= WRITTEN PROBLEM =
Render the following material again verbatim, leaving nothing out.

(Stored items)
· · · · ·

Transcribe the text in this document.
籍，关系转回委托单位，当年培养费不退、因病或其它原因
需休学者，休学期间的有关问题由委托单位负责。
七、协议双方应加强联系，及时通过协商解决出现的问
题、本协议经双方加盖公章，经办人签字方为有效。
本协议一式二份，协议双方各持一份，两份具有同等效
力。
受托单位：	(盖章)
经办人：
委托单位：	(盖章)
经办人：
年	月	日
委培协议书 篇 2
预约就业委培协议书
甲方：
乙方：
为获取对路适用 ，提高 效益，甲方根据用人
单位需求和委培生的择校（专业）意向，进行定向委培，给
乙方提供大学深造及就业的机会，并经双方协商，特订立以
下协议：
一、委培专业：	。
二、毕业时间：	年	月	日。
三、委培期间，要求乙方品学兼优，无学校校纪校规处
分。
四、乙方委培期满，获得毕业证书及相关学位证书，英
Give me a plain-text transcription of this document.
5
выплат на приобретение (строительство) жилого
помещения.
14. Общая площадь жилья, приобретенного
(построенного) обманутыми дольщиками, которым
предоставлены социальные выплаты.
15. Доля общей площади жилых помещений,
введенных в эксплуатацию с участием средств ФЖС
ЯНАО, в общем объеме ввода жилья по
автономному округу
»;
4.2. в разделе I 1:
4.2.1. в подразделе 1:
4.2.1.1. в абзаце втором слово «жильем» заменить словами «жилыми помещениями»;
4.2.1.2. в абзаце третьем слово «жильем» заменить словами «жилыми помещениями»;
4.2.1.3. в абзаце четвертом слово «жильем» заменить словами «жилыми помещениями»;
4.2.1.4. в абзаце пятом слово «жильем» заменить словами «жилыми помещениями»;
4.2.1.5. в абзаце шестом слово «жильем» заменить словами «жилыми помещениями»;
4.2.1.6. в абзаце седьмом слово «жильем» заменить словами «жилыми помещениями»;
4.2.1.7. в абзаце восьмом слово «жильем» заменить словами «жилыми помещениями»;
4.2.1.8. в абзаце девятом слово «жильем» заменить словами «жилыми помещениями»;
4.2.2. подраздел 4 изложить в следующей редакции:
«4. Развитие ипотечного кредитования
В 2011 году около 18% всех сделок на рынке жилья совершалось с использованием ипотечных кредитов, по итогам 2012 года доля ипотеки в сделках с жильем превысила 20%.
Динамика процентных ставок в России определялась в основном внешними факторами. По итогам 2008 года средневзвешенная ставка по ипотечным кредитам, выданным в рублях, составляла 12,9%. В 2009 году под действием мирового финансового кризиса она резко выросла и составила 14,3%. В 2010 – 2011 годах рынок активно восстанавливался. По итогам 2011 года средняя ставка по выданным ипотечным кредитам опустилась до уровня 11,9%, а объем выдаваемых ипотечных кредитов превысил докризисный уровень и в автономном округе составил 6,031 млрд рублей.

· · · · ·

= WRITTEN ANSWER =
Transcribe the text in this document.
籍，关系转回委托单位，当年培养费不退、因病或其它原因
需休学者，休学期间的有关问题由委托单位负责。
七、协议双方应加强联系，及时通过协商解决出现的问
题、本协议经双方加盖公章，经办人签字方为有效。
本协议一式二份，协议双方各持一份，两份具有同等效
力。
受托单位：	(盖章)
经办人：
委托单位：	(盖章)
经办人：
年	月	日
委培协议书 篇 2
预约就业委培协议书
甲方：
乙方：
为获取对路适用 ，提高 效益，甲方根据用人
单位需求和委培生的择校（专业）意向，进行定向委培，给
乙方提供大学深造及就业的机会，并经双方协商，特订立以
下协议：
一、委培专业：	。
二、毕业时间：	年	月	日。
三、委培期间，要求乙方品学兼优，无学校校纪校规处
分。
四、乙方委培期满，获得毕业证书及相关学位证书，英
Give me a plain-text transcription of this document.
5
выплат на приобретение (строительство) жилого
помещения.
14. Общая площадь жилья, приобретенного
(построенного) обманутыми дольщиками, которым
предоставлены социальные выплаты.
15. Доля общей площади жилых помещений,
введенных в эксплуатацию с участием средств ФЖС
ЯНАО, в общем объеме ввода жилья по
автономному округу
»;
4.2. в разделе I 1:
4.2.1. в подразделе 1:
4.2.1.1. в абзаце втором слово «жильем» заменить словами «жилыми помещениями»;
4.2.1.2. в абзаце третьем слово «жильем» заменить словами «жилыми помещениями»;
4.2.1.3. в абзаце четвертом слово «жильем» заменить словами «жилыми помещениями»;
4.2.1.4. в абзаце пятом слово «жильем» заменить словами «жилыми помещениями»;
4.2.1.5. в абзаце шестом слово «жильем» заменить словами «жилыми помещениями»;
4.2.1.6. в абзаце седьмом слово «жильем» заменить словами «жилыми помещениями»;
4.2.1.7. в абзаце восьмом слово «жильем» заменить словами «жилыми помещениями»;
4.2.1.8. в абзаце девятом слово «жильем» заменить словами «жилыми помещениями»;
4.2.2. подраздел 4 изложить в следующей редакции:
«4. Развитие ипотечного кредитования
В 2011 году около 18% всех сделок на рынке жилья совершалось с использованием ипотечных кредитов, по итогам 2012 года доля ипотеки в сделках с жильем превысила 20%.
Динамика процентных ставок в России определялась в основном внешними факторами. По итогам 2008 года средневзвешенная ставка по ипотечным кредитам, выданным в рублях, составляла 12,9%. В 2009 году под действием мирового финансового кризиса она резко выросла и составила 14,3%. В 2010 – 2011 годах рынок активно восстанавливался. По итогам 2011 года средняя ставка по выданным ипотечным кредитам опустилась до уровня 11,9%, а объем выдаваемых ипотечных кредитов превысил докризисный уровень и в автономном округе составил 6,031 млрд рублей.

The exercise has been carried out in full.